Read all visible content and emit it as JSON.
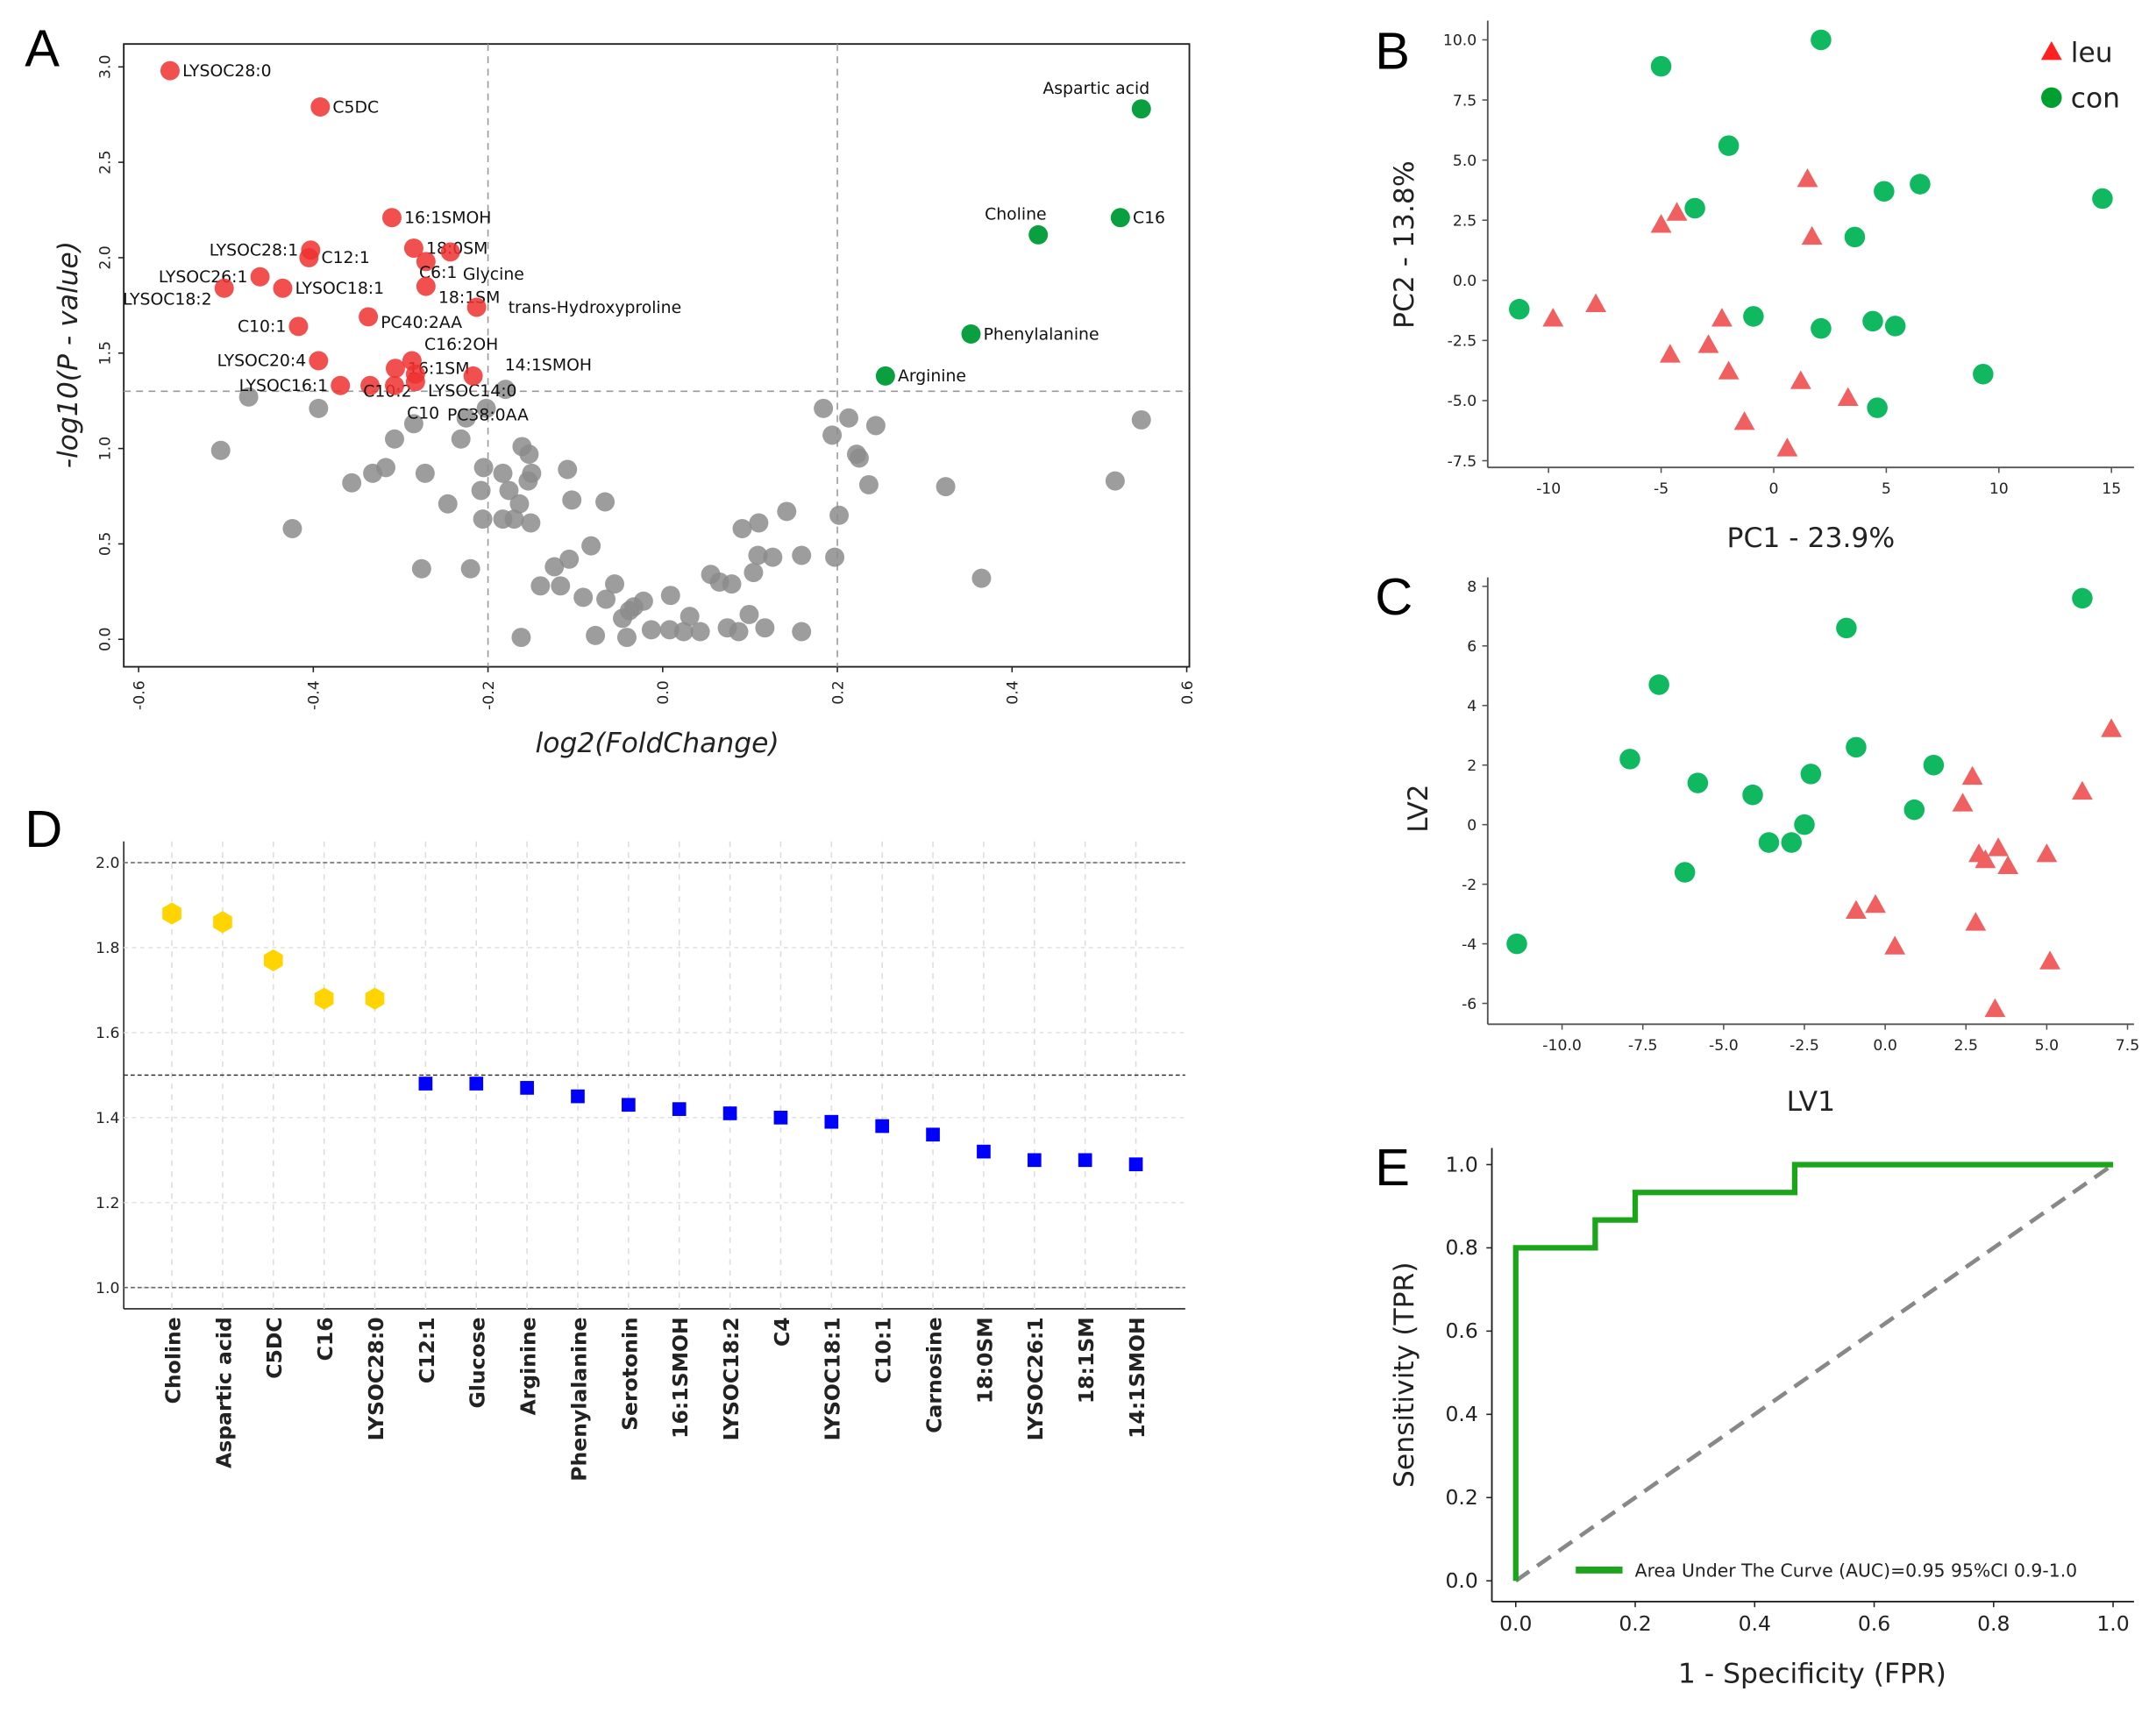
{
  "colors": {
    "red": "#f03030",
    "green": "#0aa040",
    "gray": "#8c8c8c",
    "tri": "#f06060",
    "circ": "#10b860",
    "gold": "#ffd400",
    "blue": "#0000ff",
    "roc": "#1aa51a"
  },
  "chart_data": [
    {
      "panel": "A",
      "type": "scatter",
      "xlabel": "log2(FoldChange)",
      "ylabel": "-log10(P - value)",
      "xlim": [
        -0.617,
        0.603
      ],
      "ylim": [
        -0.144,
        3.12
      ],
      "xticks": [
        -0.6,
        -0.4,
        -0.2,
        0.0,
        0.2,
        0.4,
        0.6
      ],
      "yticks": [
        0.0,
        0.5,
        1.0,
        1.5,
        2.0,
        2.5,
        3.0
      ],
      "vlines": [
        -0.2,
        0.2
      ],
      "hlines": [
        1.3
      ],
      "labeled_points": [
        {
          "name": "LYSOC28:0",
          "x": -0.564,
          "y": 2.98,
          "group": "down"
        },
        {
          "name": "C5DC",
          "x": -0.392,
          "y": 2.79,
          "group": "down"
        },
        {
          "name": "16:1SMOH",
          "x": -0.31,
          "y": 2.21,
          "group": "down"
        },
        {
          "name": "18:0SM",
          "x": -0.285,
          "y": 2.05,
          "group": "down"
        },
        {
          "name": "Glycine",
          "x": -0.243,
          "y": 2.03,
          "group": "down"
        },
        {
          "name": "C6:1",
          "x": -0.271,
          "y": 1.98,
          "group": "down"
        },
        {
          "name": "LYSOC28:1",
          "x": -0.403,
          "y": 2.04,
          "group": "down"
        },
        {
          "name": "C12:1",
          "x": -0.405,
          "y": 2.0,
          "group": "down"
        },
        {
          "name": "LYSOC26:1",
          "x": -0.461,
          "y": 1.9,
          "group": "down"
        },
        {
          "name": "LYSOC18:1",
          "x": -0.435,
          "y": 1.84,
          "group": "down"
        },
        {
          "name": "LYSOC18:2",
          "x": -0.502,
          "y": 1.84,
          "group": "down"
        },
        {
          "name": "18:1SM",
          "x": -0.271,
          "y": 1.85,
          "group": "down"
        },
        {
          "name": "trans-Hydroxyproline",
          "x": -0.213,
          "y": 1.74,
          "group": "down"
        },
        {
          "name": "PC40:2AA",
          "x": -0.337,
          "y": 1.69,
          "group": "down"
        },
        {
          "name": "C10:1",
          "x": -0.417,
          "y": 1.64,
          "group": "down"
        },
        {
          "name": "LYSOC20:4",
          "x": -0.394,
          "y": 1.46,
          "group": "down"
        },
        {
          "name": "16:1SM",
          "x": -0.306,
          "y": 1.42,
          "group": "down"
        },
        {
          "name": "C16:2OH",
          "x": -0.287,
          "y": 1.46,
          "group": "down"
        },
        {
          "name": "LYSOC14:0",
          "x": -0.283,
          "y": 1.39,
          "group": "down"
        },
        {
          "name": "14:1SMOH",
          "x": -0.217,
          "y": 1.38,
          "group": "down"
        },
        {
          "name": "LYSOC16:1",
          "x": -0.369,
          "y": 1.33,
          "group": "down"
        },
        {
          "name": "C10:2",
          "x": -0.335,
          "y": 1.33,
          "group": "down"
        },
        {
          "name": "C10",
          "x": -0.307,
          "y": 1.33,
          "group": "down"
        },
        {
          "name": "PC38:0AA",
          "x": -0.283,
          "y": 1.35,
          "group": "down"
        },
        {
          "name": "Aspartic acid",
          "x": 0.548,
          "y": 2.78,
          "group": "up"
        },
        {
          "name": "C16",
          "x": 0.524,
          "y": 2.21,
          "group": "up"
        },
        {
          "name": "Choline",
          "x": 0.43,
          "y": 2.12,
          "group": "up"
        },
        {
          "name": "Phenylalanine",
          "x": 0.353,
          "y": 1.6,
          "group": "up"
        },
        {
          "name": "Arginine",
          "x": 0.255,
          "y": 1.38,
          "group": "up"
        }
      ],
      "ns_points": [
        [
          -0.474,
          1.27
        ],
        [
          -0.394,
          1.21
        ],
        [
          -0.506,
          0.99
        ],
        [
          -0.424,
          0.58
        ],
        [
          -0.356,
          0.82
        ],
        [
          -0.332,
          0.87
        ],
        [
          -0.317,
          0.9
        ],
        [
          -0.307,
          1.05
        ],
        [
          -0.285,
          1.13
        ],
        [
          -0.272,
          0.87
        ],
        [
          -0.276,
          0.37
        ],
        [
          -0.231,
          1.05
        ],
        [
          -0.225,
          1.16
        ],
        [
          -0.246,
          0.71
        ],
        [
          -0.22,
          0.37
        ],
        [
          -0.205,
          0.9
        ],
        [
          -0.208,
          0.78
        ],
        [
          -0.206,
          0.63
        ],
        [
          -0.183,
          0.87
        ],
        [
          -0.176,
          0.78
        ],
        [
          -0.183,
          0.63
        ],
        [
          -0.17,
          0.63
        ],
        [
          -0.161,
          1.01
        ],
        [
          -0.153,
          0.97
        ],
        [
          -0.154,
          0.83
        ],
        [
          -0.15,
          0.87
        ],
        [
          -0.164,
          0.71
        ],
        [
          -0.151,
          0.61
        ],
        [
          -0.162,
          0.01
        ],
        [
          -0.14,
          0.28
        ],
        [
          -0.124,
          0.38
        ],
        [
          -0.117,
          0.28
        ],
        [
          -0.107,
          0.42
        ],
        [
          -0.109,
          0.89
        ],
        [
          -0.104,
          0.73
        ],
        [
          -0.091,
          0.22
        ],
        [
          -0.082,
          0.49
        ],
        [
          -0.077,
          0.02
        ],
        [
          -0.066,
          0.72
        ],
        [
          -0.065,
          0.21
        ],
        [
          -0.055,
          0.29
        ],
        [
          -0.046,
          0.11
        ],
        [
          -0.041,
          0.01
        ],
        [
          -0.038,
          0.15
        ],
        [
          -0.033,
          0.17
        ],
        [
          -0.022,
          0.2
        ],
        [
          -0.013,
          0.05
        ],
        [
          0.008,
          0.05
        ],
        [
          0.009,
          0.23
        ],
        [
          0.024,
          0.04
        ],
        [
          0.031,
          0.12
        ],
        [
          0.043,
          0.04
        ],
        [
          0.055,
          0.34
        ],
        [
          0.065,
          0.3
        ],
        [
          0.074,
          0.06
        ],
        [
          0.087,
          0.04
        ],
        [
          0.079,
          0.29
        ],
        [
          0.091,
          0.58
        ],
        [
          0.099,
          0.13
        ],
        [
          0.104,
          0.35
        ],
        [
          0.109,
          0.44
        ],
        [
          0.11,
          0.61
        ],
        [
          0.117,
          0.06
        ],
        [
          0.126,
          0.43
        ],
        [
          0.142,
          0.67
        ],
        [
          0.159,
          0.04
        ],
        [
          0.159,
          0.44
        ],
        [
          0.194,
          1.07
        ],
        [
          0.197,
          0.43
        ],
        [
          0.202,
          0.65
        ],
        [
          0.213,
          1.16
        ],
        [
          0.222,
          0.97
        ],
        [
          0.225,
          0.95
        ],
        [
          0.236,
          0.81
        ],
        [
          0.244,
          1.12
        ],
        [
          0.324,
          0.8
        ],
        [
          0.365,
          0.32
        ],
        [
          0.518,
          0.83
        ],
        [
          0.548,
          1.15
        ],
        [
          0.184,
          1.21
        ],
        [
          -0.18,
          1.31
        ],
        [
          -0.202,
          1.21
        ]
      ]
    },
    {
      "panel": "B",
      "type": "scatter",
      "xlabel": "PC1 - 23.9%",
      "ylabel": "PC2 - 13.8%",
      "xlim": [
        -12.7,
        16.0
      ],
      "ylim": [
        -7.78,
        10.8
      ],
      "xticks": [
        -10,
        -5,
        0,
        5,
        10,
        15
      ],
      "ytick_labels": [
        "10.0",
        "7.5",
        "5.0",
        "2.5",
        "0.0",
        "-2.5",
        "-5.0",
        "-7.5"
      ],
      "yticks": [
        10,
        7.5,
        5,
        2.5,
        0,
        -2.5,
        -5,
        -7.5
      ],
      "legend": [
        "leu",
        "con"
      ],
      "legend_position": "top-right",
      "series": [
        {
          "name": "leu",
          "marker": "triangle",
          "points": [
            [
              -9.8,
              -1.6
            ],
            [
              -7.9,
              -1.0
            ],
            [
              -5.0,
              2.3
            ],
            [
              -4.3,
              2.8
            ],
            [
              1.5,
              4.2
            ],
            [
              1.7,
              1.8
            ],
            [
              -2.3,
              -1.6
            ],
            [
              -2.9,
              -2.7
            ],
            [
              -4.6,
              -3.1
            ],
            [
              -2.0,
              -3.8
            ],
            [
              1.2,
              -4.2
            ],
            [
              3.3,
              -4.9
            ],
            [
              -1.3,
              -5.9
            ],
            [
              0.6,
              -7.0
            ]
          ]
        },
        {
          "name": "con",
          "marker": "circle",
          "points": [
            [
              -11.3,
              -1.2
            ],
            [
              -5.0,
              8.9
            ],
            [
              2.1,
              10.0
            ],
            [
              -2.0,
              5.6
            ],
            [
              -3.5,
              3.0
            ],
            [
              4.9,
              3.7
            ],
            [
              6.5,
              4.0
            ],
            [
              14.6,
              3.4
            ],
            [
              3.6,
              1.8
            ],
            [
              -0.9,
              -1.5
            ],
            [
              2.1,
              -2.0
            ],
            [
              4.4,
              -1.7
            ],
            [
              5.4,
              -1.9
            ],
            [
              9.3,
              -3.9
            ],
            [
              4.6,
              -5.3
            ]
          ]
        }
      ]
    },
    {
      "panel": "C",
      "type": "scatter",
      "xlabel": "LV1",
      "ylabel": "LV2",
      "xlim": [
        -12.3,
        7.7
      ],
      "ylim": [
        -6.7,
        8.3
      ],
      "xticks": [
        -10.0,
        -7.5,
        -5.0,
        -2.5,
        0.0,
        2.5,
        5.0,
        7.5
      ],
      "yticks": [
        -6,
        -4,
        -2,
        0,
        2,
        4,
        6,
        8
      ],
      "series": [
        {
          "marker": "circle",
          "points": [
            [
              -11.4,
              -4.0
            ],
            [
              -7.0,
              4.7
            ],
            [
              -7.9,
              2.2
            ],
            [
              -5.8,
              1.4
            ],
            [
              -4.1,
              1.0
            ],
            [
              -6.2,
              -1.6
            ],
            [
              -3.6,
              -0.6
            ],
            [
              -2.9,
              -0.6
            ],
            [
              -2.5,
              0.0
            ],
            [
              -2.3,
              1.7
            ],
            [
              -1.2,
              6.6
            ],
            [
              -0.9,
              2.6
            ],
            [
              0.9,
              0.5
            ],
            [
              1.5,
              2.0
            ],
            [
              6.1,
              7.6
            ]
          ]
        },
        {
          "marker": "triangle",
          "points": [
            [
              7.0,
              3.2
            ],
            [
              6.1,
              1.1
            ],
            [
              2.7,
              1.6
            ],
            [
              2.4,
              0.7
            ],
            [
              2.9,
              -1.0
            ],
            [
              3.1,
              -1.2
            ],
            [
              3.5,
              -0.8
            ],
            [
              3.8,
              -1.4
            ],
            [
              5.0,
              -1.0
            ],
            [
              2.8,
              -3.3
            ],
            [
              -0.3,
              -2.7
            ],
            [
              -0.9,
              -2.9
            ],
            [
              0.3,
              -4.1
            ],
            [
              5.1,
              -4.6
            ],
            [
              3.4,
              -6.2
            ]
          ]
        }
      ]
    },
    {
      "panel": "D",
      "type": "scatter",
      "ylim": [
        0.95,
        2.05
      ],
      "yticks": [
        1.0,
        1.2,
        1.4,
        1.6,
        1.8,
        2.0
      ],
      "hlines": [
        1.0,
        1.5,
        2.0
      ],
      "categories": [
        "Choline",
        "Aspartic acid",
        "C5DC",
        "C16",
        "LYSOC28:0",
        "C12:1",
        "Glucose",
        "Arginine",
        "Phenylalanine",
        "Serotonin",
        "16:1SMOH",
        "LYSOC18:2",
        "C4",
        "LYSOC18:1",
        "C10:1",
        "Carnosine",
        "18:0SM",
        "LYSOC26:1",
        "18:1SM",
        "14:1SMOH"
      ],
      "values": [
        1.88,
        1.86,
        1.77,
        1.68,
        1.68,
        1.48,
        1.48,
        1.47,
        1.45,
        1.43,
        1.42,
        1.41,
        1.4,
        1.39,
        1.38,
        1.36,
        1.32,
        1.3,
        1.3,
        1.29
      ],
      "markers": [
        "hexagon",
        "hexagon",
        "hexagon",
        "hexagon",
        "hexagon",
        "square",
        "square",
        "square",
        "square",
        "square",
        "square",
        "square",
        "square",
        "square",
        "square",
        "square",
        "square",
        "square",
        "square",
        "square"
      ]
    },
    {
      "panel": "E",
      "type": "line",
      "xlabel": "1 - Specificity (FPR)",
      "ylabel": "Sensitivity (TPR)",
      "xlim": [
        -0.04,
        1.035
      ],
      "ylim": [
        -0.05,
        1.04
      ],
      "xticks": [
        0.0,
        0.2,
        0.4,
        0.6,
        0.8,
        1.0
      ],
      "yticks": [
        0.0,
        0.2,
        0.4,
        0.6,
        0.8,
        1.0
      ],
      "legend": "Area Under The Curve (AUC)=0.95 95%CI 0.9-1.0",
      "legend_position": "bottom-right",
      "roc": {
        "x": [
          0,
          0,
          0.133,
          0.133,
          0.2,
          0.2,
          0.467,
          0.467,
          1.0
        ],
        "y": [
          0,
          0.8,
          0.8,
          0.867,
          0.867,
          0.933,
          0.933,
          1.0,
          1.0
        ]
      },
      "diagonal": {
        "x": [
          0,
          1
        ],
        "y": [
          0,
          1
        ]
      }
    }
  ]
}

○ ○ ○ ○

Determine how many lines of the data contain the word "ylabel", and reply with that number only.

4